PROBLEM 1:
From the text about the International Maritime Organization, pull out the part starting with "Institutional Structure of" and going on through "these 5 committees.", word for word.
PROBLEM 2:
Sum up the text about the International Maritime Organization in two sentences.
PROBLEM 3:
Carry on writing the text about the International Maritime Organization from where it stops.

READING PASSAGE:
--------------------------------------------------

The International Maritime Organization (IMO) is a specialised agency of the Organisation of the United Nations (UN) and has been established in 1948 by the Geneva Convention on the International Maritime Organization and met for the first time in 1959. Its mandate includes the protection of the marine environment against shipping activity.
The purposes of the IMO include the provision:
– of ‘machinery for cooperation among Governments in the field of governmental regulation and practices relating to technical matters of all kinds affecting shipping engaged in international trade; to encourage and facilitate the general adoption of the highest practical standards in matters concerning (…) [the] prevention and control of marine pollution from ships’; and
– ‘for the consideration by [the IMO] of any matters concerning shipping and the effect of shipping on the marine environment that may be referred to it by any organ or specialized agency of the United Nations‘.
To this end, the IMO has the function to ‘provide for the drafting of conventions, agreements, or other suitable instruments’.
The IMO has 175 Member States, 3 Associate Members and 151 Observers (66 Intergovernmental Organizations and 85 NGOs – ACOPS was one of the first environmental NGOs to become an observer). Only Member States can vote.
Role of the IMO in the protection of the marine environment as a competent international organisation under the Law of the Sea
Critically, the IMO is also the competent international organisation for shipping activities under the United Nations Convention on the Law of the Sea (the LOSC or UNCLOS), including for the establishment of international rules and standards to prevent, reduce and control pollution of the marine environment from shipping activities. Under the LOSC, globally accepted rules and standards established by the IMO are minimum standards to be regulated on globally by all states (importantly, flag states and coastal states).
This flows from the fact that (1) most of the 174 Member States of the IMO are a party the LOSC; and (2) for those states that are not a party to the LOSC, these provisions of the LOSC are now generally considered to have become part of customary international law, meaning that these provisions form part of the body of international law and are binding on all states. This also means, that rules and standards adopted by the IMO become applicable to all states, even to those states that may have not elected to become a party, from the moment that these rules and standards can be considered to have been globally accepted. There is a strong argument that from the moment that an IMO treaty comes into force (which generally requires that more than half of the commercial shipping fleet has become a party), this treaty sets generally accepted rule or standard for the subject it deals with.
Institutional Structure of the IMO
The IMO has 8 main organs, composed of an Assembly of all the Members, a Council of Members elected by the Assembly, a Secretariat and 5 specialised committees and their subsidiary organs. The Marine Environment Protection Committee is one of these 5 committees.
ACOPS engagement with and work at the IMO
Historically acute pollution incidents from shipping disasters affecting the UK shoreline prompted the founding of ACOPS. Shipping is also responsible for a range of other environment impacts resulting in pressure on the marine environment (greenhouse gases, the spread of non-native species, noise, operational discharges, anti-fouling chemicals, light, collision with marine wildlife, etc).

--------------------------------------------------

DATA SHOWN:
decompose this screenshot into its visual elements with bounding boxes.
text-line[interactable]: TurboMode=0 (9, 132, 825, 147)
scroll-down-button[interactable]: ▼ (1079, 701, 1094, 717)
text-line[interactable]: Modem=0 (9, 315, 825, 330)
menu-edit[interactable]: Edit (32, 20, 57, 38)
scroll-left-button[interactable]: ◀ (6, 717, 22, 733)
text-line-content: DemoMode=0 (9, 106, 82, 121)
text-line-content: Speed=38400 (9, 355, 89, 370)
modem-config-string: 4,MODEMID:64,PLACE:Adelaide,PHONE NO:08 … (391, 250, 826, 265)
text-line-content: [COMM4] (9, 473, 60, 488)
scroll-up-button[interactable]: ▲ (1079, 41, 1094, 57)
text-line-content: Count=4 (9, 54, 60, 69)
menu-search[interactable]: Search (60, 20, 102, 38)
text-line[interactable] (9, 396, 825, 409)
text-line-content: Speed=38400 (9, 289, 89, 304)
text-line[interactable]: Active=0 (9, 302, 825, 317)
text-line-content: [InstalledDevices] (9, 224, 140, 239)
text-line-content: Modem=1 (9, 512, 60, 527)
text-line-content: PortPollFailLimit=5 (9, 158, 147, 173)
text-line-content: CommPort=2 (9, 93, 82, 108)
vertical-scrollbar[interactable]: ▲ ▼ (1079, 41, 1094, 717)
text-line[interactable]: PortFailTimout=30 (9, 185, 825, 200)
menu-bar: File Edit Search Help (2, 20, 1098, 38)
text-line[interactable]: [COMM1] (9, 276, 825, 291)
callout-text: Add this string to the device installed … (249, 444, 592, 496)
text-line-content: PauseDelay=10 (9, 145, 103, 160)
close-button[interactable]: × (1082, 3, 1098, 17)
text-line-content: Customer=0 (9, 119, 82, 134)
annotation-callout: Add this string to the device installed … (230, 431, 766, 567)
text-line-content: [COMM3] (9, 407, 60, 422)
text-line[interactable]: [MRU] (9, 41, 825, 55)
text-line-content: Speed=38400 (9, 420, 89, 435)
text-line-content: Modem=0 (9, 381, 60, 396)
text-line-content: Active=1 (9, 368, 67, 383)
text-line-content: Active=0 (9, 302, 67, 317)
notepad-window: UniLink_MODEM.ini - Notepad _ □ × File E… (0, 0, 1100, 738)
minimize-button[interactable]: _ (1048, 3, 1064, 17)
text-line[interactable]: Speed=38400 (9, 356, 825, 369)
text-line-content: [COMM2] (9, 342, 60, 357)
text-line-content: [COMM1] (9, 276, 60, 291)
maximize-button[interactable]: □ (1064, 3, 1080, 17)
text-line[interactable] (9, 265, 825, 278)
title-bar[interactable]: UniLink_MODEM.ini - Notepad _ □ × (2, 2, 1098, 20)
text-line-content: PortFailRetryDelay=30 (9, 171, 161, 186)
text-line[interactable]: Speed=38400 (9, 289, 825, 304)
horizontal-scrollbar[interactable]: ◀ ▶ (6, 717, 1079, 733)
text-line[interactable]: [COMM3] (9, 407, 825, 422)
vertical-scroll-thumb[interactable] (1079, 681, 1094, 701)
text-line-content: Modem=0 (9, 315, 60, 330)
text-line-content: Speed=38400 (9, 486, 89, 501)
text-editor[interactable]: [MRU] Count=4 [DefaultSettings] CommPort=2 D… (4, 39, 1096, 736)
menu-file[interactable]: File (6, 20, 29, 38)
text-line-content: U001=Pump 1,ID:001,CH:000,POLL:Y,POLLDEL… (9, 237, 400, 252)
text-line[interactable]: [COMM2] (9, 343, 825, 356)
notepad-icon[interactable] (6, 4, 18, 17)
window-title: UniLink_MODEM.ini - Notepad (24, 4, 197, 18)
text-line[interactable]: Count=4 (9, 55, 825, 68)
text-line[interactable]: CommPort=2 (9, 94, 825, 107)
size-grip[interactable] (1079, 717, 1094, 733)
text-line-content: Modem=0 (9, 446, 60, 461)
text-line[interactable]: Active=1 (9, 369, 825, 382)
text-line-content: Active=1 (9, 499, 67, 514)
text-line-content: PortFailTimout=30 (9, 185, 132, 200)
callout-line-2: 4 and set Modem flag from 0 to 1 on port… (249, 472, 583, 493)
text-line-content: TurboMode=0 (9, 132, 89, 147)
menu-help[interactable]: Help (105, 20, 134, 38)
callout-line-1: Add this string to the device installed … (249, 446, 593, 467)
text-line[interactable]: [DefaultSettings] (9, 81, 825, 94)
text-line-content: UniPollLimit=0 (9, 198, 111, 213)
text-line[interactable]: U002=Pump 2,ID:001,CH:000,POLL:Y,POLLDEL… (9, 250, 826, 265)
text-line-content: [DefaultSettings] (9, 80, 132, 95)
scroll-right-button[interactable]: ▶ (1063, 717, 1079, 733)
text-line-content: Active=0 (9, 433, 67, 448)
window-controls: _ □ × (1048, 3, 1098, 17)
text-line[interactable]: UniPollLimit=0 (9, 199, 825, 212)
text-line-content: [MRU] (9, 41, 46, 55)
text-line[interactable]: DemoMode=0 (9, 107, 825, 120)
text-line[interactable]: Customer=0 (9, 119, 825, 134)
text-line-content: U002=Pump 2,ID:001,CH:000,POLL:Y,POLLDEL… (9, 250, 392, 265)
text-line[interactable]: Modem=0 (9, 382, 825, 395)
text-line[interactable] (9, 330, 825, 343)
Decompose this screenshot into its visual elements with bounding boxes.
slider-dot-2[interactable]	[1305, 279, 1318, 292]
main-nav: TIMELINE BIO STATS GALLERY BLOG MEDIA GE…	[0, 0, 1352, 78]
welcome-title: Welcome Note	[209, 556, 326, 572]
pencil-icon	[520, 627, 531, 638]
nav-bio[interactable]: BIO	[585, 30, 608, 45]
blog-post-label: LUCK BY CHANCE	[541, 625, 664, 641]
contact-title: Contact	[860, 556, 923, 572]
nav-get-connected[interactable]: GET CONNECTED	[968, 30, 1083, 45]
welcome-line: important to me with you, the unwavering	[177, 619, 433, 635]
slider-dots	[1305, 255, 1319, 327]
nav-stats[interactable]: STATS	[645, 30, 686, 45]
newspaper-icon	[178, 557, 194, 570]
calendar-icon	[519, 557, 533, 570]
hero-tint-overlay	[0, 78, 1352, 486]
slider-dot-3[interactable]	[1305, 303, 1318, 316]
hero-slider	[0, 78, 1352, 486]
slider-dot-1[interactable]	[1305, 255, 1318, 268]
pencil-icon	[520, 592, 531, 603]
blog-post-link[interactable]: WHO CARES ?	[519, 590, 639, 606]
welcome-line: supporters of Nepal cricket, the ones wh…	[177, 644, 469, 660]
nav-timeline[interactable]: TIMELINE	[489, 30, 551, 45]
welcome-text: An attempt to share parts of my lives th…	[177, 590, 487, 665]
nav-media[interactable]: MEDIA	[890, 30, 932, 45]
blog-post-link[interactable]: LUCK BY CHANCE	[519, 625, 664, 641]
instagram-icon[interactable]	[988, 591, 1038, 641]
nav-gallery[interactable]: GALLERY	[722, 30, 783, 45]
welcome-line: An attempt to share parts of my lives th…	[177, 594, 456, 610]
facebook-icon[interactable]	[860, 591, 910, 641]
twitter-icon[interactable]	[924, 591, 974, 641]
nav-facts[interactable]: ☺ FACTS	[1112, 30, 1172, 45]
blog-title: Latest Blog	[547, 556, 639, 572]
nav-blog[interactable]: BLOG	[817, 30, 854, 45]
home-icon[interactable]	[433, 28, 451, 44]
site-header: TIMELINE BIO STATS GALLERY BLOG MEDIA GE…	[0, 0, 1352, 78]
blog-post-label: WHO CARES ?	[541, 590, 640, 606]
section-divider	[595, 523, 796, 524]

--------------------------------------------------

EXPECTED OUTPUT 1:
Institutional Structure of the IMO
The IMO has 8 main organs, composed of an Assembly of all the Members, a Council of Members elected by the Assembly, a Secretariat and 5 specialised committees and their subsidiary organs. The Marine Environment Protection Committee is one of these 5 committees.

EXPECTED OUTPUT 2:
The IMO is a UN specialised agency set up in 1948 whose job includes protecting the sea from shipping, partly by drafting conventions and other agreements. Under the UN Law of the Sea convention it is the body in charge of setting rules against pollution from ships, and its globally accepted rules act as minimum standards for all states.

EXPECTED OUTPUT 3:
However, maritime transport is essential to the world’s economy as over 90% of the world’s trade is carried by sea and it is the most cost-effective way to move en-masse goods and raw materials around the world. Governments, industry and civil society must work together to regulate shipping impacts and balance freedom of navigation with other lawful uses of the sea, whilst ensuring that these activities have controlled and limited adverse impacts to the marine environment.
As an Observer to the IMO, ACOPS can exchange and collaborate with government representatives who take part in IMO meetings, industry representatives, other NGOs as well as the staff of international organisations; these meetings include those of the IMO Marine Environmental Protection Committee and its WGs. We also attend all meetings where issues we follow closely are discussed, especially sub-committees to whom the MEPC sends work, such as the subcommittees on Pollution Prevention and Response (PPR), which has been mandated to look at certain aspects of pollution from marine plastics from ships, and Ship Design and Construction (SDC), which is engaged on a revision of the IMO Guidelines for the Reduction of Underwater Noise. Meetings of the Maritime Safety Committee and its sub-committee on Navigation, Communications and Search and Rescue (NCSR) can also be relevant for routeing measures adopted to protect the marine environment. ACOPS has for example submitted several papers to such IMO meetings on marine plastics and underwater vessels.
We also take part and support studies outside the IMO that can support IMO’s work, such as ways in which areas identified as ecologically or biologically sensitive under the Convention on Biological Diversity could be further protected from shipping impact through IMO measures. In this context, our work contributed to the preparation of a report on the prospects for IMO shipping measures to be adopted in marine areas that have been identified as Ecologically or Biologically Sensitive Sea Areas under the Convention on Biological Diversity. It is still open for comments.